| WHAT TO PRODUCE |
Continue the article about Alaska's dismissed chief information security officer and the statewide cybersecurity contract, picking up right after its final sentence.

| EXERCISE PASSAGE |

Former Alaska CISO touts new statewide security contract
Alaska Gov. Mike Dunleavy last week dismissed the state’s chief information security officer, Shannon Lawson, following an order that all of the state’s at-will employees offer their resignations following the governor’s inauguration. Lawson learned Thursday that Dunleavy, who was elected last November and sworn in Dec. 3, accepted his resignation, effective immediately, he told StateScoop in a phone interview.
Lawson, who has held IT security positions with the U.S. Navy, the National Security Agency, Science Applications International Corporation, and spent nearly a decade with the Space and Naval Warfare Systems Command, joined Alaska as its top cybersecurity official in September 2017. At the Office of Information Technology, Lawson worked alongside then-Chief Information Officer Bill Vajda, who resigned in September.
Lawson also said that in addition to his departure, Dunleavy is making quick changes to the state’s information technology office. Shortly after taking office, the new governor hired Peter Zuyus, a long-time telecommunications industry professional, as Alaska’s new CIO. (According to a resume provided to StateScoop, Zuyus has worked in various executive leadership roles for Boston Communications Group, Novatel, Voice Systems Technology, Inc., and other firms in the U.S. and Canada. The document also shows he served three years in the U.S. Navy in the 1960s, and provided technical support for the Mars probe working out of the Jet Propulsion Laboratory in Pasadena, California.)
But Lawson said the biggest change underway is a result of one of the biggest projects he undertook during his tenure: the creation of a master agreement that allows all public entities throughout the state to purchase cybersecurity tools using the state government’s purchasing power. A three-year $11.6 million contract awarded in October to Evotek represents “the largest state spend of cybersecurity ever,” Lawson said.

| INFORMATION SUPPLIED |

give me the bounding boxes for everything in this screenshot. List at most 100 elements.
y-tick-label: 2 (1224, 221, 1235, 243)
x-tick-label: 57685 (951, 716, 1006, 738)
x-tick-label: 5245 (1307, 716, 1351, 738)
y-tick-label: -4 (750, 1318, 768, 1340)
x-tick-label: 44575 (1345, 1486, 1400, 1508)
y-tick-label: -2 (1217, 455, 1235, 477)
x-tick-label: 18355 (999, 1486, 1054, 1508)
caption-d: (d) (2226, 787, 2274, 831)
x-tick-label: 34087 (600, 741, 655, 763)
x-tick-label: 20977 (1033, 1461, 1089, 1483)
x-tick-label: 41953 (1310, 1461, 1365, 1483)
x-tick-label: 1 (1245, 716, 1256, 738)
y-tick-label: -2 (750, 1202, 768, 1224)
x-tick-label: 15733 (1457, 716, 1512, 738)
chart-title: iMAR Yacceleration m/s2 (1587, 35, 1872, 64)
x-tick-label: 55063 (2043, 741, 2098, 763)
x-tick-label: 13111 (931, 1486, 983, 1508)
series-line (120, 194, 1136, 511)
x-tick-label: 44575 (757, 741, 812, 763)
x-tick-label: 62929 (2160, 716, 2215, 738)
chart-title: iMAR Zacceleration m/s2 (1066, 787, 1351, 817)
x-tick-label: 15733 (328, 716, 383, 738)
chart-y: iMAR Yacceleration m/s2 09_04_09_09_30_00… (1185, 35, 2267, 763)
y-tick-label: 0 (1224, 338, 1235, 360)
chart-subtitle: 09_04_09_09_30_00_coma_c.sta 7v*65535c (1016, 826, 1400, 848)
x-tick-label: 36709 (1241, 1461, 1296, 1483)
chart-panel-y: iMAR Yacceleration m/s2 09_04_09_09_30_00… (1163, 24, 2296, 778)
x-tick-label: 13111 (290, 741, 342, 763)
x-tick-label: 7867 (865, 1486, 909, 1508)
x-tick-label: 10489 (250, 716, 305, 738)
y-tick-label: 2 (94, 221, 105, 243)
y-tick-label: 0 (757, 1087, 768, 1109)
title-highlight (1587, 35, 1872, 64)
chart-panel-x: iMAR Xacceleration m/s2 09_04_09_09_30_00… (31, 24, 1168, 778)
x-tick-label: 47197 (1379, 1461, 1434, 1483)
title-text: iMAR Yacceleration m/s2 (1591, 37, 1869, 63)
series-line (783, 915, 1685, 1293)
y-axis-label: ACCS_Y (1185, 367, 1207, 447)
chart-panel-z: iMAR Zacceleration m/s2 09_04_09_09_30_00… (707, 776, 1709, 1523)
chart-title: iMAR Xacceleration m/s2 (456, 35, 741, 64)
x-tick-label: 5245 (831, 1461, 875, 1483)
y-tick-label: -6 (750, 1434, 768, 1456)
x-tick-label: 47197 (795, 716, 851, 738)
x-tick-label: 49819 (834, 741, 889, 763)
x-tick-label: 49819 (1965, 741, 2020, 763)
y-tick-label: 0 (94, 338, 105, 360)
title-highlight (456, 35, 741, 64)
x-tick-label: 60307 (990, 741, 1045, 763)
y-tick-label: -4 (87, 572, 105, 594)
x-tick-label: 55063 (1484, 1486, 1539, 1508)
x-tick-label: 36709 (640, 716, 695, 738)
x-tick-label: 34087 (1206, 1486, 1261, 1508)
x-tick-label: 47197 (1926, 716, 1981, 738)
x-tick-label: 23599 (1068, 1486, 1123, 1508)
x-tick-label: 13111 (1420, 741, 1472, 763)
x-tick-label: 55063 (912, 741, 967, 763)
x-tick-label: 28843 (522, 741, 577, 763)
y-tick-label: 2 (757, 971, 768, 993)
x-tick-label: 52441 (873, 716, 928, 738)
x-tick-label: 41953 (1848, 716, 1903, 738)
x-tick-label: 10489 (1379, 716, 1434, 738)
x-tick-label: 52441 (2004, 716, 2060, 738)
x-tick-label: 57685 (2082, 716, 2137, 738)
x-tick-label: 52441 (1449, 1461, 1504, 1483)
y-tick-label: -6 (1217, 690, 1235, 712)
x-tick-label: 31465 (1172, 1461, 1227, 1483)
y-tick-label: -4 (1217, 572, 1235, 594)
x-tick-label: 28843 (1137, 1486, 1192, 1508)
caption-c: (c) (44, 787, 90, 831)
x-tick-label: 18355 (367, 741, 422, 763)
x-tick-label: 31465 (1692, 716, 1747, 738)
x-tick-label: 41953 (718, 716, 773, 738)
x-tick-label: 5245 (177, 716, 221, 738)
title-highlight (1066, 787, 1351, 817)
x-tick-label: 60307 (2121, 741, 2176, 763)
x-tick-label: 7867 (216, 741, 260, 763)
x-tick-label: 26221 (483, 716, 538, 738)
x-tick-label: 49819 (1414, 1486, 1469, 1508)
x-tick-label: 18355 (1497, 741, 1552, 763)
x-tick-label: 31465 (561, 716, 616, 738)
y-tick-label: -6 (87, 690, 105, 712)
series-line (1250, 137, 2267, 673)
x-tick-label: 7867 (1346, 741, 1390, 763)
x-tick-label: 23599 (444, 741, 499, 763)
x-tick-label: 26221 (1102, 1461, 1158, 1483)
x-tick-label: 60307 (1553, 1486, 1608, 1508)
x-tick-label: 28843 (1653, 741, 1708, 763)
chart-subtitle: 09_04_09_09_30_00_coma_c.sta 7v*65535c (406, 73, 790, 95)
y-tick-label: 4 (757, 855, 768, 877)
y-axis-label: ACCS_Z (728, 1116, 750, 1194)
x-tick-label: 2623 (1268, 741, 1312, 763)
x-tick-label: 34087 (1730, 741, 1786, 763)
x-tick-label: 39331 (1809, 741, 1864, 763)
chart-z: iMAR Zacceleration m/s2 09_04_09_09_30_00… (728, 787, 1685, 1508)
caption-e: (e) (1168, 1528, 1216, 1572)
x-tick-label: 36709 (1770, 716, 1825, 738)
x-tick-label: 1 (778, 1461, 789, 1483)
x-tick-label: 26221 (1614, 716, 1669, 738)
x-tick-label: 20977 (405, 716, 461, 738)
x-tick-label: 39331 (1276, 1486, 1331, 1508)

| SOLVED PROBLEM |
Through the agreement, Alaska’s state agencies, courts, cities, boroughs, tribes, libraries and universities can purchase tools offered by 12 vendors selected by the technology office, including Akamai Technologies, RiskSense and Zscaler.
“This is huge, huge, huge,” Lawson said.
Previously, the state held an agreement with McAfee as its sole IT security vendor. Extending that agreement would have cost the state $5 million for an additional three years, and though the new agreement is more than double the cost, Lawson said, it comes with increased capabilities and gives public entities a new option to bolster their defenses.
A ransomware attack last year crippled email and other systems in the Matanuska-Susitna Borough, forcing employees onto typewriters. The city of Valdez paid its ransomers nearly $26,000 in bitcoins to regain control of its systems and data. The state’s new security agreement is a “direct response” to those two incidents, Lawson said.
“Nothing like this has ever been done before [in Alaska],” he said. “But it’s necessary. The state as a whole is very, very vulnerable.”
The final results of an internal review of the state’s cybersecurity posture have not been made public, and Lawson would not reveal any details except that they were “not good.”
While the new cybersecurity framework was much-needed, establishing it was difficult, Lawson said, because the state has two “preferred vendors” — World Wide Technology and SHI International Corp — that have been made easier to buy from. Deviating from these vendors requires additional paperwork and a rationale for the deviation, he said, but noted that he didn’t want to use them because World Wide Technology isn’t a security company and SHI is a software reseller.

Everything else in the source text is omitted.